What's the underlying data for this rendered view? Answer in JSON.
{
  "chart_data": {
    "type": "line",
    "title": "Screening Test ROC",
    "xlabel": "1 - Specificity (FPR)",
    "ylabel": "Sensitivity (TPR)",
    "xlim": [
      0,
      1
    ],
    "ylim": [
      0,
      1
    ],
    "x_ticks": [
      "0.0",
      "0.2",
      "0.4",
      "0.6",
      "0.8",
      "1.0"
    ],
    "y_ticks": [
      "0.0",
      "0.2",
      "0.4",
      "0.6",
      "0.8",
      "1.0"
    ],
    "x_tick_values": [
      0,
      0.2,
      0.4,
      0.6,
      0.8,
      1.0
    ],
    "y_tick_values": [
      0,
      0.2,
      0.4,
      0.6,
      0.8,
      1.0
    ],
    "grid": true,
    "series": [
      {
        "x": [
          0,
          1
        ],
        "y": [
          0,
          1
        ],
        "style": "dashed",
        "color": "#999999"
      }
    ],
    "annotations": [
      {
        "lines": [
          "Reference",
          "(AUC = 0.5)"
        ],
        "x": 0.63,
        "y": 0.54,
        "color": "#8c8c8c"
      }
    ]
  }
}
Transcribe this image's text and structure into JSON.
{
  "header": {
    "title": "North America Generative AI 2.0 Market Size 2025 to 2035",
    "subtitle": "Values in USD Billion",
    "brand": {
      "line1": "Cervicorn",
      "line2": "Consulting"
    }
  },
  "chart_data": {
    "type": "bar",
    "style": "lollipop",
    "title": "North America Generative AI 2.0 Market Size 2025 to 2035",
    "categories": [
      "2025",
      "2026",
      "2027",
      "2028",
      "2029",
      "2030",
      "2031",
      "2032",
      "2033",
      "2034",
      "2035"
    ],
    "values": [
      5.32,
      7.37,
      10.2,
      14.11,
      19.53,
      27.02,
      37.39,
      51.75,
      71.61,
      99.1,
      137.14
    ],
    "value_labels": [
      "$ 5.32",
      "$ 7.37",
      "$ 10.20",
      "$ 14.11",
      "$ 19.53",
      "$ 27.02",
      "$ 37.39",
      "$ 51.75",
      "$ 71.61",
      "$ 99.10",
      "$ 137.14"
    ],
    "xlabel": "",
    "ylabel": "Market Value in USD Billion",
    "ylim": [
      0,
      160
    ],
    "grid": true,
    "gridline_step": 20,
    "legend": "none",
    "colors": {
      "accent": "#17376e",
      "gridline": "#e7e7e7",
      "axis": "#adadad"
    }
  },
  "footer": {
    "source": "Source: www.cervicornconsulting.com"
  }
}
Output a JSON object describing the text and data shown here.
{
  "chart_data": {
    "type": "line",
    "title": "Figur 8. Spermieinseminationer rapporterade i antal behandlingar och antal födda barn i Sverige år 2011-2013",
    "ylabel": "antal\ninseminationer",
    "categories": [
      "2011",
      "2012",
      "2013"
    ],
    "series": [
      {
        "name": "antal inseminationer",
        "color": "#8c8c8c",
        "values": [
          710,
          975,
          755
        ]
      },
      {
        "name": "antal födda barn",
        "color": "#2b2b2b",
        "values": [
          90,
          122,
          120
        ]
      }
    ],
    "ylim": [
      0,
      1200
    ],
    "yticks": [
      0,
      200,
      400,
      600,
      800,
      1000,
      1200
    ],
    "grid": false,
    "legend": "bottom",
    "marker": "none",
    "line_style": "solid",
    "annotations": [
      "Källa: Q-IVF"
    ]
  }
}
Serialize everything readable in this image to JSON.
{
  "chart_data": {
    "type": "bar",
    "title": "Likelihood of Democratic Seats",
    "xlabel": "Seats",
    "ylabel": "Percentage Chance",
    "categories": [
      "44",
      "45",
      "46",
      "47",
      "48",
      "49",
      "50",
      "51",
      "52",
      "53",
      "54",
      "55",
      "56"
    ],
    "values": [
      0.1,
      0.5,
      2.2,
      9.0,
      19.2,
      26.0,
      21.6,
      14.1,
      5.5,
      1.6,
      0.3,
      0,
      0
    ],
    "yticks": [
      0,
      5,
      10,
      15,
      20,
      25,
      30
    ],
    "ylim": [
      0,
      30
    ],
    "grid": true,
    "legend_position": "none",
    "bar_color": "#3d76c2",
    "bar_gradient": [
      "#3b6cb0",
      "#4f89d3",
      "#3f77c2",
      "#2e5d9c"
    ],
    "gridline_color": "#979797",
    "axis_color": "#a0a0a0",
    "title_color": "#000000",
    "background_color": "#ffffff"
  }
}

_Task goal_
Each line in the data that holds the string "text" should be found and copied.

_The output_
Transcribe this image's text and structure into JSON.
Output a JSON object describing the text and data shown here.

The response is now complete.